WRITTEN EXERCISE:
Repeat each entry word for word. Leave any images out of the copy.

:: EXTRACTED INFORMATION ::

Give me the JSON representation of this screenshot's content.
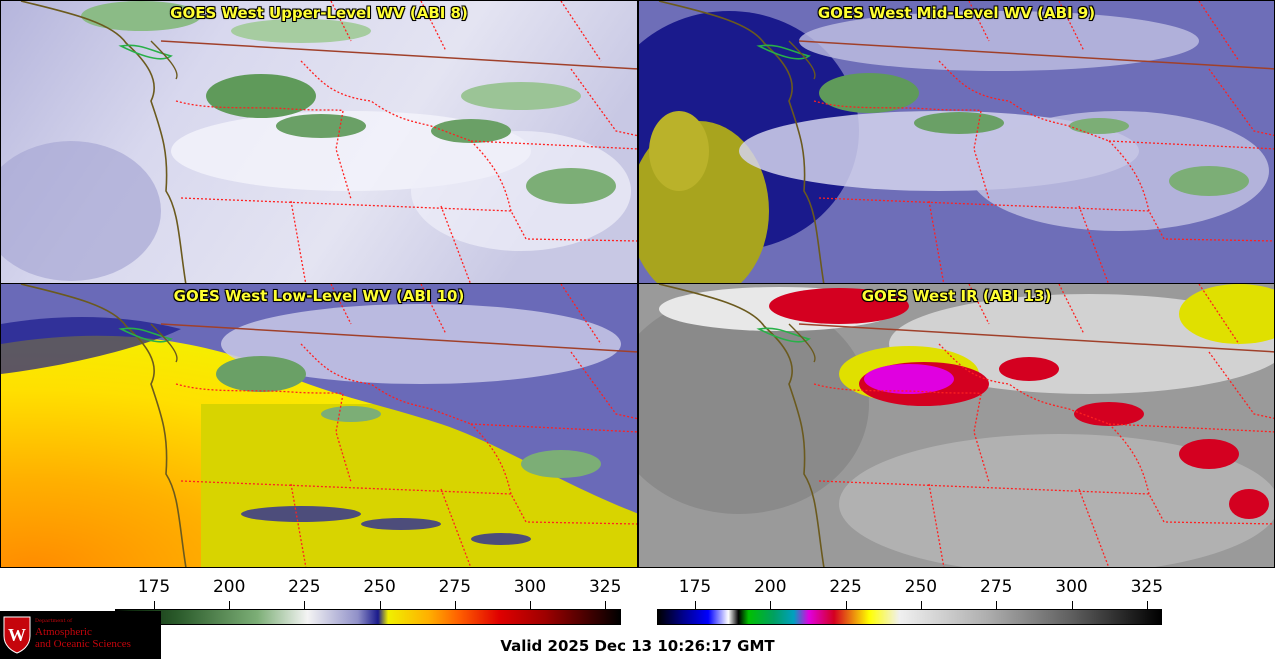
{
  "panels": [
    {
      "id": "upper",
      "title": "GOES West Upper-Level WV (ABI 8)"
    },
    {
      "id": "mid",
      "title": "GOES West Mid-Level WV (ABI 9)"
    },
    {
      "id": "low",
      "title": "GOES West Low-Level WV (ABI 10)"
    },
    {
      "id": "ir",
      "title": "GOES West IR (ABI 13)"
    }
  ],
  "colorbars": {
    "left": {
      "ticks": [
        "175",
        "200",
        "225",
        "250",
        "275",
        "300",
        "325"
      ]
    },
    "right": {
      "ticks": [
        "175",
        "200",
        "225",
        "250",
        "275",
        "300",
        "325"
      ]
    }
  },
  "valid_time": "Valid 2025 Dec 13 10:26:17 GMT",
  "logo": {
    "dept": "Department of",
    "line1": "Atmospheric",
    "line2": "and Oceanic Sciences",
    "crest": "W"
  },
  "colors": {
    "title": "#ffff33",
    "border_state": "#ff2020",
    "border_country": "#a0402a",
    "coastline": "#6b5a1e"
  }
}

:::

FINAL RESULT:
Give me the JSON representation of this screenshot's content.
{
  "panels": [
    {
      "id": "upper",
      "title": "GOES West Upper-Level WV (ABI 8)"
    },
    {
      "id": "mid",
      "title": "GOES West Mid-Level WV (ABI 9)"
    },
    {
      "id": "low",
      "title": "GOES West Low-Level WV (ABI 10)"
    },
    {
      "id": "ir",
      "title": "GOES West IR (ABI 13)"
    }
  ],
  "colorbars": {
    "left": {
      "ticks": [
        "175",
        "200",
        "225",
        "250",
        "275",
        "300",
        "325"
      ]
    },
    "right": {
      "ticks": [
        "175",
        "200",
        "225",
        "250",
        "275",
        "300",
        "325"
      ]
    }
  },
  "valid_time": "Valid 2025 Dec 13 10:26:17 GMT",
  "logo": {
    "dept": "Department of",
    "line1": "Atmospheric",
    "line2": "and Oceanic Sciences",
    "crest": "W"
  },
  "colors": {
    "title": "#ffff33",
    "border_state": "#ff2020",
    "border_country": "#a0402a",
    "coastline": "#6b5a1e"
  }
}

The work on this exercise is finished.